Parsoid/Parsoid HTML Specification Versioning

The MediaWiki-specific DOM (which eventually serializes to HTML) is defined in a series of specifications, the latest of which can be accessed on Specs/HTML. This document defines the processes around the creation of a new version of this specification.

Context

edit

The Parsoid HTML specification versioning follows the MediaWiki API versioning policy. That page also explains the content negotiation that happens when a client requests a specific version of the content.

We use the terminology defined on https://semver.org when we talk about incrementing the major, minor and patch version, respectively (corresponding to a version number MAJOR.MINOR.PATCH).

When should a new version of the specification be published?

edit

The specification should be modified any time the output of Parsoid is modified in a way that is not compatible with the current specification. This includes the introduction, modification and deprecation of tags and attributes and of their semantics. The questions to answer are:

  • If I send content to a client, is the client able to parse and interpret it with the current specification?
  • If the new version of Parsoid reads an output generated by the previous version, is it able (without explicit modification/support of this previous version) to parse and interpret it with the current specification?
  • If the previous version of Parsoid reads an output generated by the new version of Parsoid, is it able to parse and interpret it with the current specification?

If the answer to at least one of these questions is no, a new version of the specification should be published. Additionally, some more work may be required to synchronize with clients - see So you are going to change Parsoid output.

Data records:

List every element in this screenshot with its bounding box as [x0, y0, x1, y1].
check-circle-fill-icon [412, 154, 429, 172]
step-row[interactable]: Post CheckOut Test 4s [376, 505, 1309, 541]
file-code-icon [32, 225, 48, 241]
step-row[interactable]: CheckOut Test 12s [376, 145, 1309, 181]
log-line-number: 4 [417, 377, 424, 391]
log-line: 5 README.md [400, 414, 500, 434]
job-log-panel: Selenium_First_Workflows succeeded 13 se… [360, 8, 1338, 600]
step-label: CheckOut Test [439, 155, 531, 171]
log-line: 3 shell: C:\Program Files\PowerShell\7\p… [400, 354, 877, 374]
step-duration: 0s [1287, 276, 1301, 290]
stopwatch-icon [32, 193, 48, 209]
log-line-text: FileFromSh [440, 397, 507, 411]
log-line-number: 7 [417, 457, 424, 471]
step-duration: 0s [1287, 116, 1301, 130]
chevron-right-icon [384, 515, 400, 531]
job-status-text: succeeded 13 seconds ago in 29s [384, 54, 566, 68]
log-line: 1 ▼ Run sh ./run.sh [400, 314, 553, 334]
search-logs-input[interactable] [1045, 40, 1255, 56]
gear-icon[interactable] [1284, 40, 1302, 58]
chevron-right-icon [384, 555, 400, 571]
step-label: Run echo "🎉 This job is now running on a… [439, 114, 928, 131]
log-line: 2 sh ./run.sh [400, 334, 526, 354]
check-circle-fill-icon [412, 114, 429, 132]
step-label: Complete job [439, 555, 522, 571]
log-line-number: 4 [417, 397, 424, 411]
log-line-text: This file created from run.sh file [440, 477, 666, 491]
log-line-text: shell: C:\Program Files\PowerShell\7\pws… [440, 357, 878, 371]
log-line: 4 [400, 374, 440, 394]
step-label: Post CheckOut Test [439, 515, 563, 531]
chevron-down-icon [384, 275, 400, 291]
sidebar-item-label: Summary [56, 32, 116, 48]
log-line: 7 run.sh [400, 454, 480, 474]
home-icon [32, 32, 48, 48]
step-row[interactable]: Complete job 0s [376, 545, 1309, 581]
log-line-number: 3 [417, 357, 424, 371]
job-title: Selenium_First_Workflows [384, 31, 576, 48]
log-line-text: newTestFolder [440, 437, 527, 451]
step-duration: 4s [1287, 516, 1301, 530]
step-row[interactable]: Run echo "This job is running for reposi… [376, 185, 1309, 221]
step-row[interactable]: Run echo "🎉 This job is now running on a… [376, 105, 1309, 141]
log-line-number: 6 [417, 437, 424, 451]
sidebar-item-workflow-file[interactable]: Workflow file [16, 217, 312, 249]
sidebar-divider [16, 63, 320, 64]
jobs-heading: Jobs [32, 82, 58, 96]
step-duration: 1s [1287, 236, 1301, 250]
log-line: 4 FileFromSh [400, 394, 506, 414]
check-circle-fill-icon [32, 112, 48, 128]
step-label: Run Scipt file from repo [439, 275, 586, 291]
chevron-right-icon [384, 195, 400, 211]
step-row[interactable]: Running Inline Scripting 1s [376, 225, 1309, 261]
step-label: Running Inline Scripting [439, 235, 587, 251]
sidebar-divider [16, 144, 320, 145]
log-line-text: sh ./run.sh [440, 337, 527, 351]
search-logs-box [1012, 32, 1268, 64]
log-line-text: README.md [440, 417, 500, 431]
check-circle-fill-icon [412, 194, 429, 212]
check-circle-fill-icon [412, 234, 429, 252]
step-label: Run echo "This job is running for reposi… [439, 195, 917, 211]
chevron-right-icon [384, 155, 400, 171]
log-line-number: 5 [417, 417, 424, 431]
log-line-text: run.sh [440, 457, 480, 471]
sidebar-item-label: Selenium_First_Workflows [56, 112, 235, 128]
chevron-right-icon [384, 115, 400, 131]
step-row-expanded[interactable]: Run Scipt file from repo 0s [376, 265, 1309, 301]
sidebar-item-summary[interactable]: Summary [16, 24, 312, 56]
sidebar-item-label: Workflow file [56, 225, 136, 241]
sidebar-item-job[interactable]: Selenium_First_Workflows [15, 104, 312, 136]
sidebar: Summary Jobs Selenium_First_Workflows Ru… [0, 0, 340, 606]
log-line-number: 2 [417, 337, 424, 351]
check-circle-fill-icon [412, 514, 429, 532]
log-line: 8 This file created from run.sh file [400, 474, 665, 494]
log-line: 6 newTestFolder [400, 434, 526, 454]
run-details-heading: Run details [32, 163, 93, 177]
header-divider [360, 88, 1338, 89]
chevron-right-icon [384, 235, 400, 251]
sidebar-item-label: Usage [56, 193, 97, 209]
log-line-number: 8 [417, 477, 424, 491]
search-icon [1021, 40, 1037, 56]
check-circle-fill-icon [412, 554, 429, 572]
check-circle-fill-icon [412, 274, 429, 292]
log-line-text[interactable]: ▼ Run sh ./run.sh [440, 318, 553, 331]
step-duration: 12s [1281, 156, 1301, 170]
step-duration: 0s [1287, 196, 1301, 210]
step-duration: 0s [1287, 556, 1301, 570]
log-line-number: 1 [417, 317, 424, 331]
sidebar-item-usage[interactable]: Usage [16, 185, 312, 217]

Requests:
1/ Please give the part of the listing that runs from its first line through the line containing "file-code-icon [32, 225, 48, 241]" again, with "Post" switched to "Pre" and everything else left the same.
2/ Resume the page on Parsoid HTML specification versioning from the point where it stops.

Expected responses:
1/
List every element in this screenshot with its bounding box as [x0, y0, x1, y1].
check-circle-fill-icon [412, 154, 429, 172]
step-row[interactable]: Pre CheckOut Test 4s [376, 505, 1309, 541]
file-code-icon [32, 225, 48, 241]

2/
How to decide between a patch, minor or major version?

edit

The major version number should be incremented when the change is not backward-compatible: clients would need an update to be able to parse and interpret the output of Parsoid.

The minor version number should be incremented when the clients would be able to parse and interpret the output of Parsoid, and able to send content readable by Parsoid without needing an update, but would not necessarily benefit from all the features of the content in question.

The patch version should be incremented when the client would not see a difference compared to the previous specification version. This may happen due to a bugfix of a deviation to the specification, or due to a modification of data in data-parsoid (which the client would not typically see anyway). Patch versions differentiation would then be used for Parsoid internal use.

Examples

edit
  • Adding <audio> tags to the possible tags in the output in Specs/HTML/2.0.0 required incrementing the major version because clients would require an update to handle the newly introduced <audio> tag and there was no previous expectation on this tag.
  • In Specs/HTML/2.3.0, the mw:html:version has been renamed to mw:htmlVersion, but the deprecated mw:html:version has been kept for backwards compatibility, which makes it possible to increment the minor version instead of the major version. An increment of the major version would be necessary to remove mw:html:version from the output.
  • The annotation semantics was implemented as a minor version change (2.4.0) because the <meta> tags used to delimit the regions were considered as transparent, and because elements that have an unknown "typeof" are supposed to be preserved by the client. Hence, the client would be able to handle this specification without modification, which removes the necessity to define a new major version. Conversely, to be able to benefit from the feature, the client would need an update, making the annotation specification more than a patch version increment.

What are the compatibility requirements when creating a new version?

edit

Content generated according to a new patch version must be backward compatible with the specifications of all the previous patch versions of the same minor. Additionally, content generated according to the previous patch versions of that minor must be forward-compatible with the new specification.

Content generated according to a new minor version must be backward compatible with the specifications of all the previous minor versions of the same major.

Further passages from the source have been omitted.